Your instructions -> Look for "satellites" in each line of the entries, and return the matching lines.

Dataset entries
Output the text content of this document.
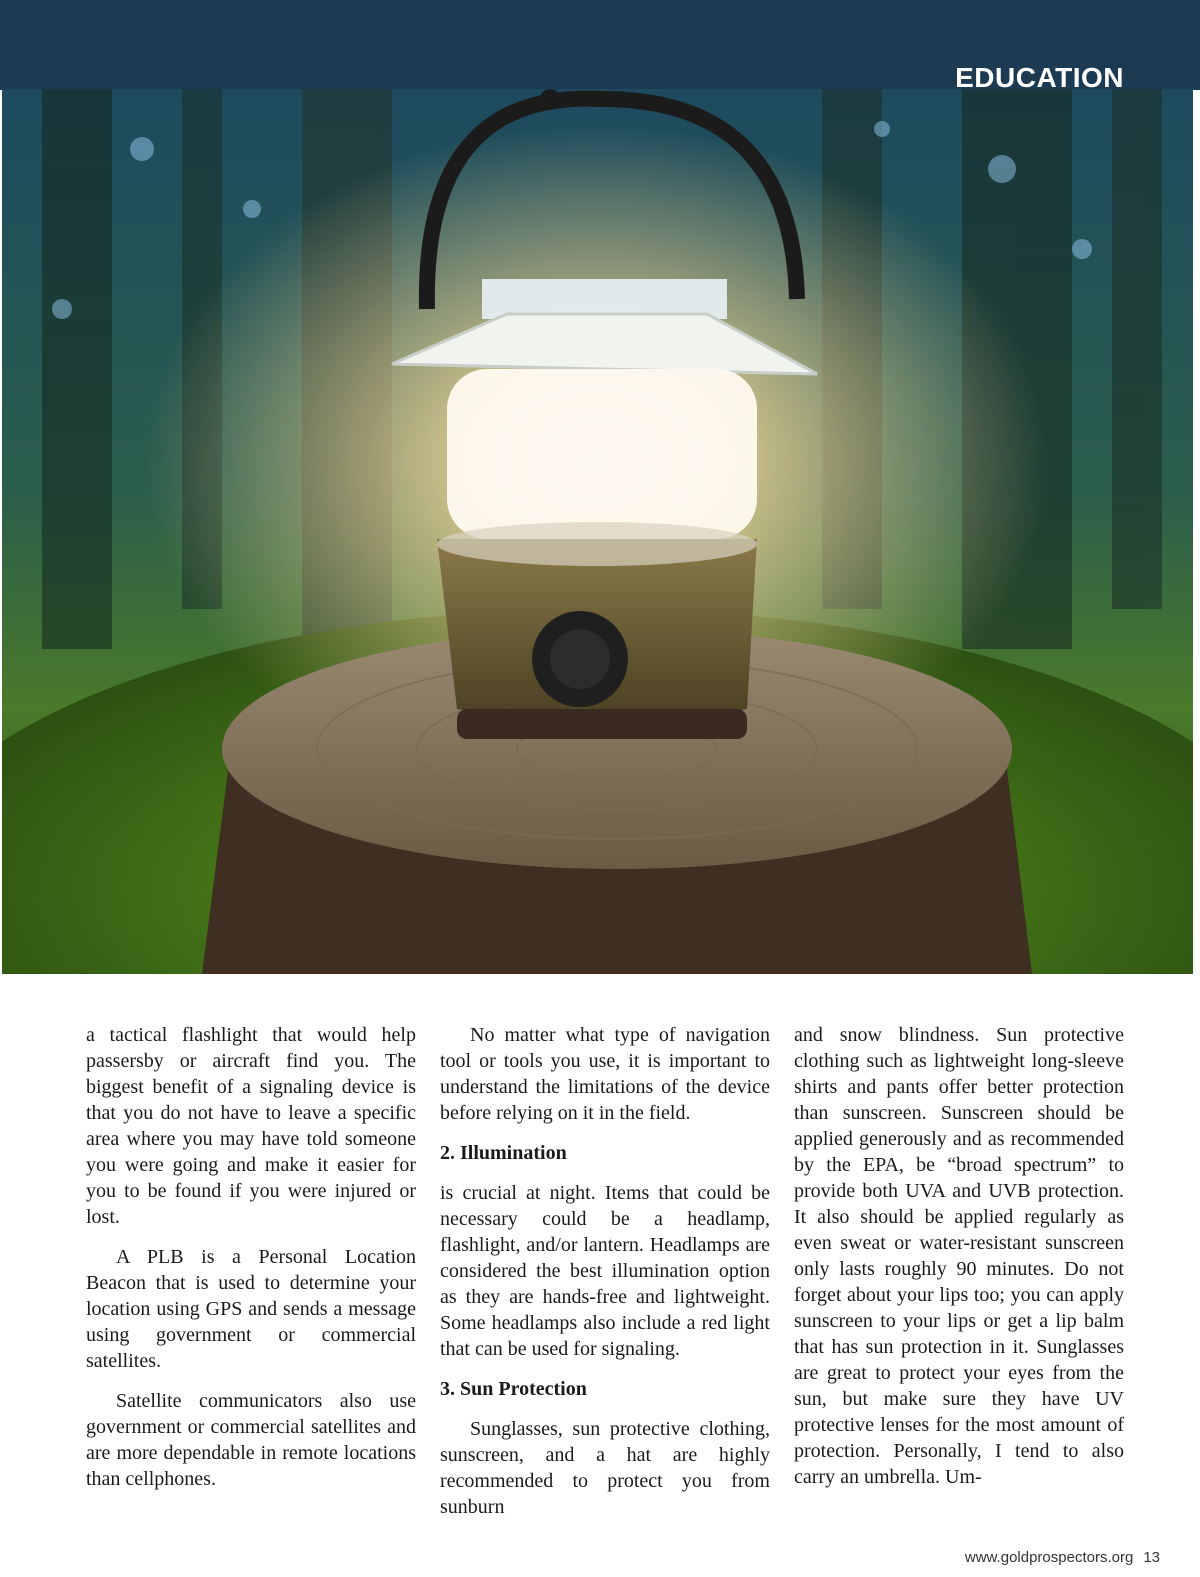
EDUCATION

a tactical flashlight that would help passersby or aircraft find you. The biggest benefit of a signaling device is that you do not have to leave a specific area where you may have told someone you were going and make it easier for you to be found if you were injured or lost.

A PLB is a Personal Location Beacon that is used to determine your location using GPS and sends a message using government or commercial satellites.

Satellite communicators also use government or commercial satellites and are more dependable in remote locations than cellphones.

No matter what type of navigation tool or tools you use, it is important to understand the limitations of the device before relying on it in the field.

2. Illumination

is crucial at night. Items that could be necessary could be a headlamp, flashlight, and/or lantern. Headlamps are considered the best illumination option as they are hands-free and lightweight. Some headlamps also include a red light that can be used for signaling.

3. Sun Protection

Sunglasses, sun protective clothing, sunscreen, and a hat are highly recommended to protect you from sunburn

and snow blindness. Sun protective clothing such as lightweight long-sleeve shirts and pants offer better protection than sunscreen. Sunscreen should be applied generously and as recommended by the EPA, be “broad spectrum” to provide both UVA and UVB protection. It also should be applied regularly as even sweat or water-resistant sunscreen only lasts roughly 90 minutes. Do not forget about your lips too; you can apply sunscreen to your lips or get a lip balm that has sun protection in it. Sunglasses are great to protect your eyes from the sun, but make sure they have UV protective lenses for the most amount of protection. Personally, I tend to also carry an umbrella. Um-

www.goldprospectors.org 13
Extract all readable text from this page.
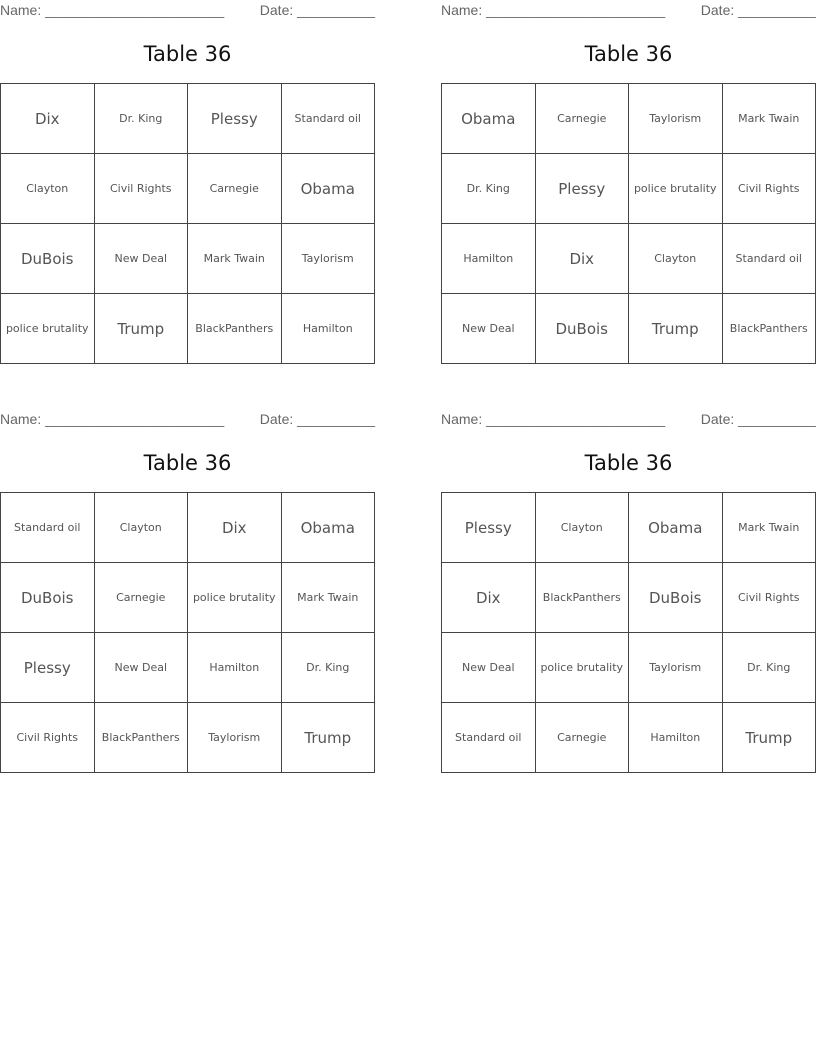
Name: _______________________	Date: __________
Table 36
Dix	Dr. King	Plessy	Standard oil
Clayton	Civil Rights	Carnegie	Obama
DuBois	New Deal	Mark Twain	Taylorism
police brutality	Trump	BlackPanthers	Hamilton
Name: _______________________	Date: __________
Table 36
Obama	Carnegie	Taylorism	Mark Twain
Dr. King	Plessy	police brutality	Civil Rights
Hamilton	Dix	Clayton	Standard oil
New Deal	DuBois	Trump	BlackPanthers
Name: _______________________	Date: __________
Table 36
Standard oil	Clayton	Dix	Obama
DuBois	Carnegie	police brutality	Mark Twain
Plessy	New Deal	Hamilton	Dr. King
Civil Rights	BlackPanthers	Taylorism	Trump
Name: _______________________	Date: __________
Table 36
Plessy	Clayton	Obama	Mark Twain
Dix	BlackPanthers	DuBois	Civil Rights
New Deal	police brutality	Taylorism	Dr. King
Standard oil	Carnegie	Hamilton	Trump
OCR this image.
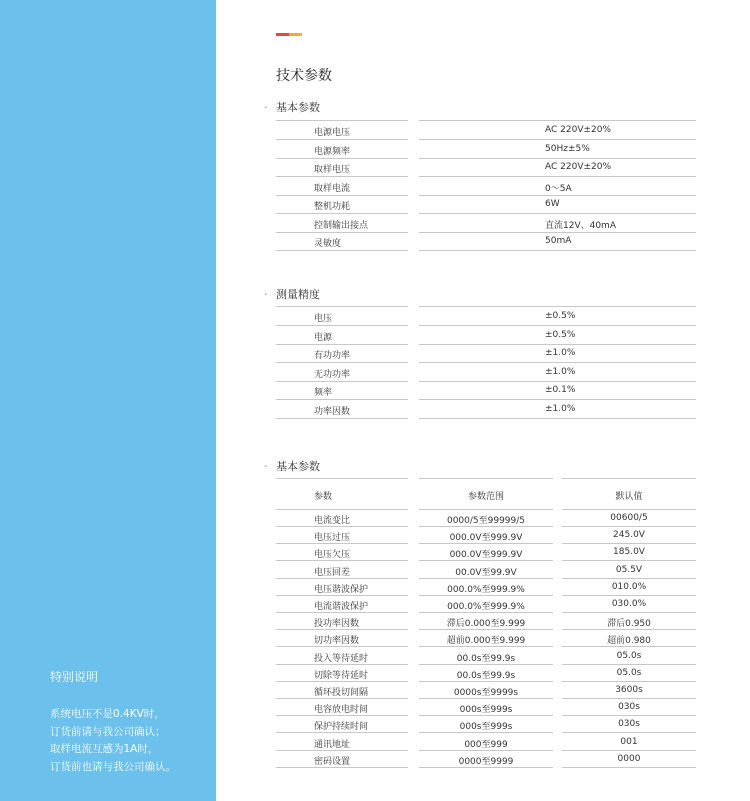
特别说明
系统电压不是0.4KV时，
订货前请与我公司确认；
取样电流互感为1A时，
订货前也请与我公司确认。
技术参数
· 基本参数
电源电压	AC 220V±20%
电源频率	50Hz±5%
取样电压	AC 220V±20%
取样电流	0～5A
整机功耗	6W
控制输出接点	直流12V、40mA
灵敏度	50mA
· 测量精度
电压	±0.5%
电源	±0.5%
有功功率	±1.0%
无功功率	±1.0%
频率	±0.1%
功率因数	±1.0%
· 基本参数
参数	参数范围	默认值
电流变比	0000/5至99999/5	00600/5
电压过压	000.0V至999.9V	245.0V
电压欠压	000.0V至999.9V	185.0V
电压回差	00.0V至99.9V	05.5V
电压谐波保护	000.0%至999.9%	010.0%
电流谐波保护	000.0%至999.9%	030.0%
投功率因数	滞后0.000至9.999	滞后0.950
切功率因数	超前0.000至9.999	超前0.980
投入等待延时	00.0s至99.9s	05.0s
切除等待延时	00.0s至99.9s	05.0s
循环投切间隔	0000s至9999s	3600s
电容放电时间	000s至999s	030s
保护持续时间	000s至999s	030s
通讯地址	000至999	001
密码设置	0000至9999	0000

Correct output ->
A PLB is a Personal Location Beacon that is used to determine your location using GPS and sends a message using government or commercial satellites.
Satellite communicators also use government or commercial satellites and are more dependable in remote locations than cellphones.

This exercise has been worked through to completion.